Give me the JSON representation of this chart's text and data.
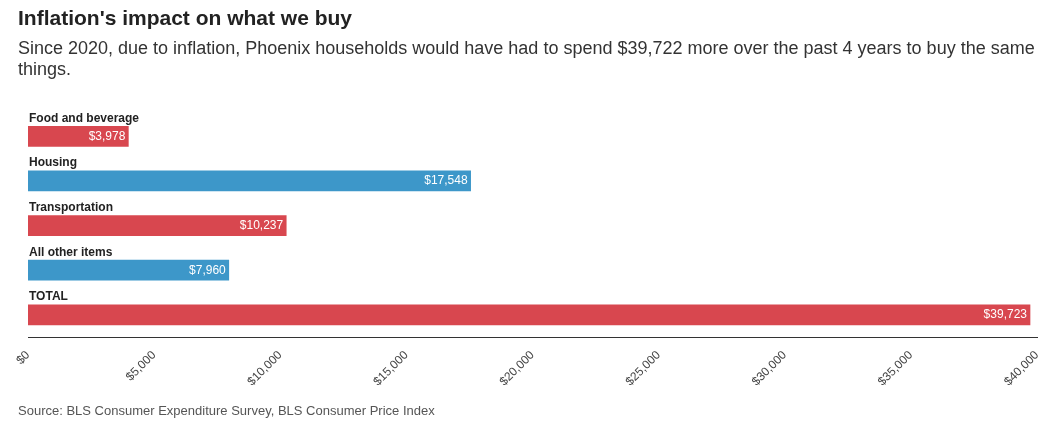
{
  "chart_data": {
    "type": "bar",
    "orientation": "horizontal",
    "title": "Inflation's impact on what we buy",
    "subtitle": "Since 2020, due to inflation, Phoenix households would have had to spend $39,722 more over the past 4 years to buy the same things.",
    "categories": [
      "Food and beverage",
      "Housing",
      "Transportation",
      "All other items",
      "TOTAL"
    ],
    "values": [
      3978,
      17548,
      10237,
      7960,
      39723
    ],
    "colors": [
      "#d8474f",
      "#3d97c9",
      "#d8474f",
      "#3d97c9",
      "#d8474f"
    ],
    "value_labels": [
      "$3,978",
      "$17,548",
      "$10,237",
      "$7,960",
      "$39,723"
    ],
    "xlim": [
      0,
      40000
    ],
    "xticks": [
      {
        "value": 0,
        "label": "$0"
      },
      {
        "value": 5000,
        "label": "$5,000"
      },
      {
        "value": 10000,
        "label": "$10,000"
      },
      {
        "value": 15000,
        "label": "$15,000"
      },
      {
        "value": 20000,
        "label": "$20,000"
      },
      {
        "value": 25000,
        "label": "$25,000"
      },
      {
        "value": 30000,
        "label": "$30,000"
      },
      {
        "value": 35000,
        "label": "$35,000"
      },
      {
        "value": 40000,
        "label": "$40,000"
      }
    ],
    "grid": false,
    "legend": false,
    "annotations": [
      "Source: BLS Consumer Expenditure Survey, BLS Consumer Price Index"
    ]
  }
}
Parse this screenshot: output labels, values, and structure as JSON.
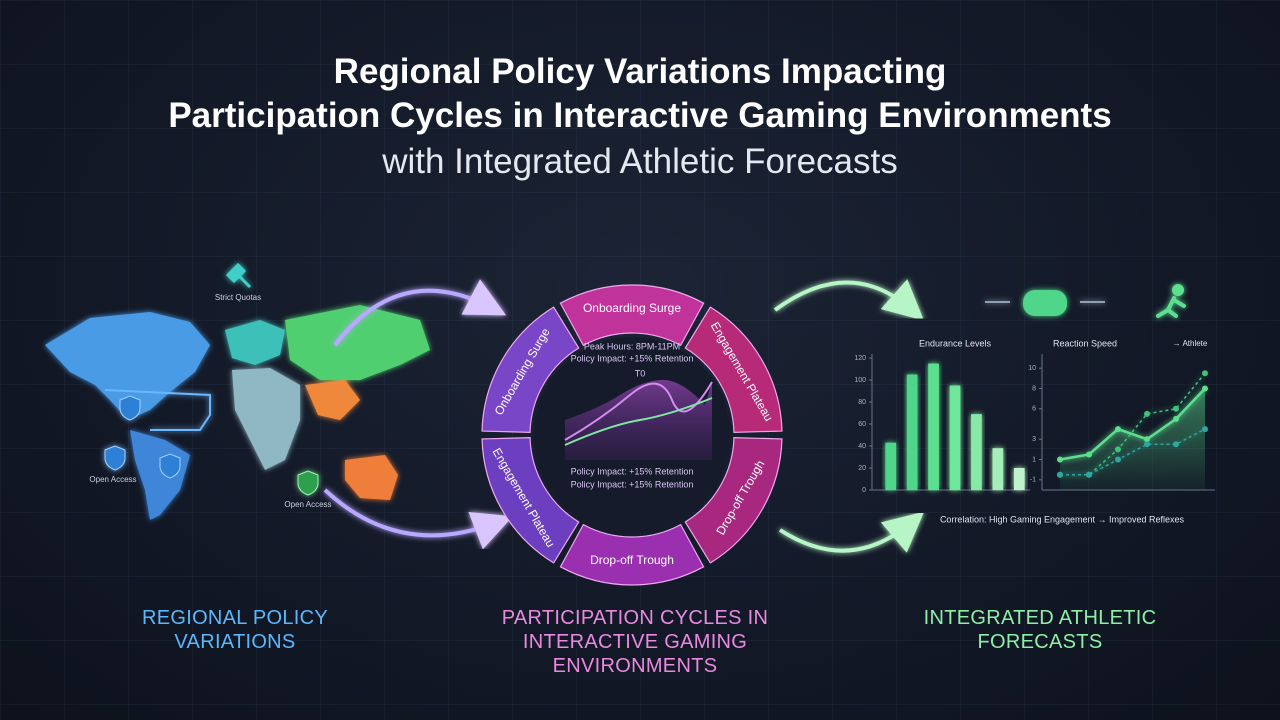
{
  "header": {
    "title_lines": [
      "Regional Policy Variations Impacting",
      "Participation Cycles in Interactive Gaming Environments"
    ],
    "subtitle": "with Integrated Athletic Forecasts"
  },
  "map": {
    "labels": [
      "Strict Quotas",
      "Open Access",
      "Open Access"
    ]
  },
  "cycle": {
    "segments": [
      "Onboarding Surge",
      "Engagement Plateau",
      "Drop-off Trough",
      "Drop-off Trough",
      "Engagement Plateau",
      "Onboarding Surge"
    ],
    "peak": "Peak Hours: 8PM-11PM",
    "impacts": [
      "Policy Impact: +15% Retention",
      "Policy Impact: +15% Retention",
      "Policy Impact: +15% Retention"
    ],
    "marker": "T0"
  },
  "chart_data": [
    {
      "type": "bar",
      "title": "Endurance Levels",
      "categories": [
        null,
        null,
        null,
        null,
        null,
        null,
        null
      ],
      "values": [
        43,
        105,
        115,
        95,
        69,
        38,
        20
      ],
      "colors": [
        "#4fd68a",
        "#4fd68a",
        "#5be08f",
        "#6ee79a",
        "#86eaa6",
        "#a4eeb9",
        "#bff3cd"
      ],
      "ylim": [
        0,
        120
      ],
      "yticks": [
        0,
        20,
        40,
        60,
        80,
        100,
        120
      ]
    },
    {
      "type": "line",
      "title": "Reaction Speed",
      "annotation": "→ Athlete",
      "categories": [
        null,
        null,
        null,
        null,
        null,
        null
      ],
      "series": [
        {
          "color": "#5be08f",
          "values": [
            1,
            1.5,
            4,
            3,
            5,
            8
          ],
          "area": true
        },
        {
          "color": "#3fc27a",
          "values": [
            -0.5,
            -0.5,
            2,
            5.5,
            6,
            9.5
          ],
          "dashed": true
        },
        {
          "color": "#2fa6a0",
          "values": [
            -0.5,
            -0.5,
            1,
            2.5,
            2.5,
            4
          ],
          "dashed": true
        }
      ],
      "ylim": [
        -2,
        11
      ],
      "yticks": [
        -1,
        1,
        3,
        6,
        8,
        10
      ]
    }
  ],
  "caption": "Correlation: High Gaming Engagement → Improved Reflexes",
  "sections": [
    "REGIONAL POLICY VARIATIONS",
    "PARTICIPATION CYCLES IN INTERACTIVE GAMING ENVIRONMENTS",
    "INTEGRATED ATHLETIC FORECASTS"
  ]
}
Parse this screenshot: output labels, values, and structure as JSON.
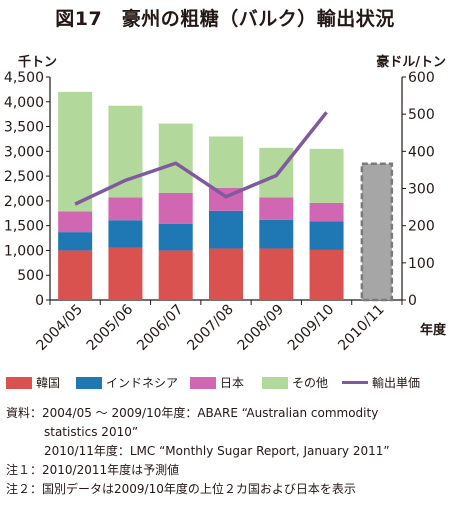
{
  "title": "図17　豪州の粗糖（バルク）輸出状況",
  "chart_data": {
    "type": "bar",
    "stacked": true,
    "left_axis": {
      "unit": "千トン",
      "ticks": [
        "0",
        "500",
        "1,000",
        "1,500",
        "2,000",
        "2,500",
        "3,000",
        "3,500",
        "4,000",
        "4,500"
      ],
      "ylim": [
        0,
        4500
      ]
    },
    "right_axis": {
      "unit": "豪ドル/トン",
      "ticks": [
        "0",
        "100",
        "200",
        "300",
        "400",
        "500",
        "600"
      ],
      "ylim": [
        0,
        600
      ]
    },
    "x_axis_label": "年度",
    "categories": [
      "2004/05",
      "2005/06",
      "2006/07",
      "2007/08",
      "2008/09",
      "2009/10",
      "2010/11"
    ],
    "series": [
      {
        "name": "韓国",
        "color": "#d9524f",
        "values": [
          1000,
          1060,
          1000,
          1040,
          1040,
          1010,
          null
        ]
      },
      {
        "name": "インドネシア",
        "color": "#1f78b4",
        "values": [
          370,
          550,
          540,
          760,
          580,
          580,
          null
        ]
      },
      {
        "name": "日本",
        "color": "#d166b3",
        "values": [
          420,
          460,
          620,
          460,
          450,
          370,
          null
        ]
      },
      {
        "name": "その他",
        "color": "#b3d89c",
        "values": [
          2410,
          1850,
          1400,
          1040,
          1000,
          1090,
          null
        ]
      }
    ],
    "forecast": {
      "category": "2010/11",
      "total": 2750,
      "color": "#a6a6a6"
    },
    "line": {
      "name": "輸出単価",
      "color": "#7f5a9e",
      "axis": "right",
      "values": [
        258,
        322,
        368,
        278,
        335,
        505,
        null
      ]
    }
  },
  "legend": {
    "items": [
      {
        "label": "韓国",
        "color": "#d9524f",
        "kind": "box"
      },
      {
        "label": "インドネシア",
        "color": "#1f78b4",
        "kind": "box"
      },
      {
        "label": "日本",
        "color": "#d166b3",
        "kind": "box"
      },
      {
        "label": "その他",
        "color": "#b3d89c",
        "kind": "box"
      },
      {
        "label": "輸出単価",
        "color": "#7f5a9e",
        "kind": "line"
      }
    ]
  },
  "notes": {
    "source_1": "資料：2004/05 ～ 2009/10年度：ABARE “Australian commodity",
    "source_2": "statistics 2010”",
    "source_3": "2010/11年度：LMC “Monthly Sugar Report, January 2011”",
    "note_1": "注１：2010/2011年度は予測値",
    "note_2": "注２：国別データは2009/10年度の上位２カ国および日本を表示"
  }
}
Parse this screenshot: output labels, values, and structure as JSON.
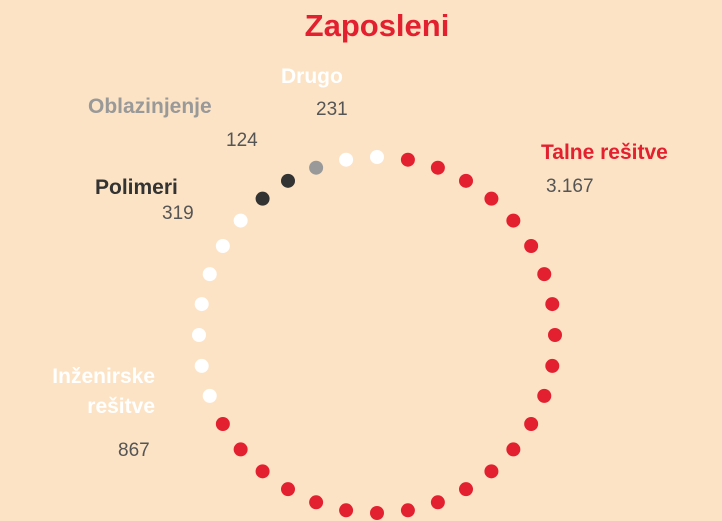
{
  "chart_data": {
    "type": "dot-ring",
    "title": "Zaposleni",
    "series": [
      {
        "name": "Talne rešitve",
        "color": "#e3202f",
        "values": [
          3167
        ],
        "value_labels": [
          "3.167"
        ]
      },
      {
        "name": "Inženirske rešitve",
        "color": "#ffffff",
        "values": [
          867
        ]
      },
      {
        "name": "Polimeri",
        "color": "#333333",
        "values": [
          319
        ]
      },
      {
        "name": "Oblazinjenje",
        "color": "#999999",
        "values": [
          124
        ]
      },
      {
        "name": "Drugo",
        "color": "#ffffff",
        "values": [
          231
        ]
      }
    ]
  }
}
§
*Task prompt*
Find the word "rešitve" in the entries above and gather every line that holds it.

*Correct result*
        "name": "Talne rešitve",
        "name": "Inženirske rešitve",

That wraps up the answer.